Locate each line in the material below that contains the string "percent", and copy every such line.

[Stored records]
________________________
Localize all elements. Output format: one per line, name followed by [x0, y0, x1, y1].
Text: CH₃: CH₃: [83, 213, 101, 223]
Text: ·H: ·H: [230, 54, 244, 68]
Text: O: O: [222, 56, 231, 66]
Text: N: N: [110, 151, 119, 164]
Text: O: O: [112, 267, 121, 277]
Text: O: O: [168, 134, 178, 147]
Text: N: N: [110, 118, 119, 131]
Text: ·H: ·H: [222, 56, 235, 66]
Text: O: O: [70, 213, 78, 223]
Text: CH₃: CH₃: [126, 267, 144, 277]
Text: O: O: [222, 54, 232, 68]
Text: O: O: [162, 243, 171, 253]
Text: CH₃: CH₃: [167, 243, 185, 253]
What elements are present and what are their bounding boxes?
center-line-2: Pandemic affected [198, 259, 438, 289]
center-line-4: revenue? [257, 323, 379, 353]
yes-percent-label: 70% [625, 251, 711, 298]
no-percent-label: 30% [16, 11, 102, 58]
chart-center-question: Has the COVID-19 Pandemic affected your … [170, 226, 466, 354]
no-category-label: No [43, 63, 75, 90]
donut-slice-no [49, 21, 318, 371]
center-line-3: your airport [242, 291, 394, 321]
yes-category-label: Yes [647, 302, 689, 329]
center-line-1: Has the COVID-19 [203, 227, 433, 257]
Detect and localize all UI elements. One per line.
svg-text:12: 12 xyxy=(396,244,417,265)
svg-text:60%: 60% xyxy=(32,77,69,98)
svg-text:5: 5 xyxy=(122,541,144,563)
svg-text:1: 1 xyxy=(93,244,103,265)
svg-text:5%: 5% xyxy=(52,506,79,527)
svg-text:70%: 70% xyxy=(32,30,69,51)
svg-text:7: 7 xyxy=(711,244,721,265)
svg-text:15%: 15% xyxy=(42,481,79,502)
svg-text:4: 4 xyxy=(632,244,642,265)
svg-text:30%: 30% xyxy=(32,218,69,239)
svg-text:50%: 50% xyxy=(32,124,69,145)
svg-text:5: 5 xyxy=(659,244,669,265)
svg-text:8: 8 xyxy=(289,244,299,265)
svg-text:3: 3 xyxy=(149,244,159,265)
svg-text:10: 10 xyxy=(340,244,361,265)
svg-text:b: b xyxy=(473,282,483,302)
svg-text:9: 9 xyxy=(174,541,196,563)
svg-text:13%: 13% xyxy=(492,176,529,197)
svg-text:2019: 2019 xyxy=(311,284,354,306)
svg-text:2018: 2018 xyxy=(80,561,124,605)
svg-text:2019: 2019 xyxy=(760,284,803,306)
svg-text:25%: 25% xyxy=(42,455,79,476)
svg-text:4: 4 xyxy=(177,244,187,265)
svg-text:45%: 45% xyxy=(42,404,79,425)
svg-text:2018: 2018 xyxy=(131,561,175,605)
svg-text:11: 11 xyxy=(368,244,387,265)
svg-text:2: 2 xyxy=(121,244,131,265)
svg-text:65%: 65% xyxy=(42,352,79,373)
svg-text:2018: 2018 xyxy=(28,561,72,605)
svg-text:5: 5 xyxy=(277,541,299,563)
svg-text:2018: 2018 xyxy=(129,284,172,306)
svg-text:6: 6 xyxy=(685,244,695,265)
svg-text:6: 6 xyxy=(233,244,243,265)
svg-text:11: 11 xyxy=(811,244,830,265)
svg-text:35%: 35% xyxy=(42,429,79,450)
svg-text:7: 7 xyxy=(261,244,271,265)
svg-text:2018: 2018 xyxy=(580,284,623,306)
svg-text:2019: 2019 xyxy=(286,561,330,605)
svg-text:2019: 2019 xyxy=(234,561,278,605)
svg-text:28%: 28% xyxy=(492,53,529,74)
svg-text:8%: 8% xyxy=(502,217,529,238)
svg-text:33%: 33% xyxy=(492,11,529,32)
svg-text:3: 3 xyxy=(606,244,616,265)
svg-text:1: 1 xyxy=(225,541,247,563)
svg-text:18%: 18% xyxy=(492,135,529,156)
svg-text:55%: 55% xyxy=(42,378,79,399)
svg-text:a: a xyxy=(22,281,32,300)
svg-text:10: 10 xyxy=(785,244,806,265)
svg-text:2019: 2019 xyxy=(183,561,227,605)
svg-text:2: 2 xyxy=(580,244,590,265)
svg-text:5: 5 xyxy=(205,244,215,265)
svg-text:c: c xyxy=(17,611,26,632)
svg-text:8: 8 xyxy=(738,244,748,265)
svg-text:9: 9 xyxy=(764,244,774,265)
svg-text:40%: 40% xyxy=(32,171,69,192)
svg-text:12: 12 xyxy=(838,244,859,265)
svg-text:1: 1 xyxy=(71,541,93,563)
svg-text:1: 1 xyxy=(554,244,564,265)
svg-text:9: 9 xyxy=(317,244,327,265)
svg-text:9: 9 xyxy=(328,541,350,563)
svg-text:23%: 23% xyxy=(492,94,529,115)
________________________
CORRECT RESPONSE.
yes-percent-label: 70% [625, 251, 711, 298]
no-percent-label: 30% [16, 11, 102, 58]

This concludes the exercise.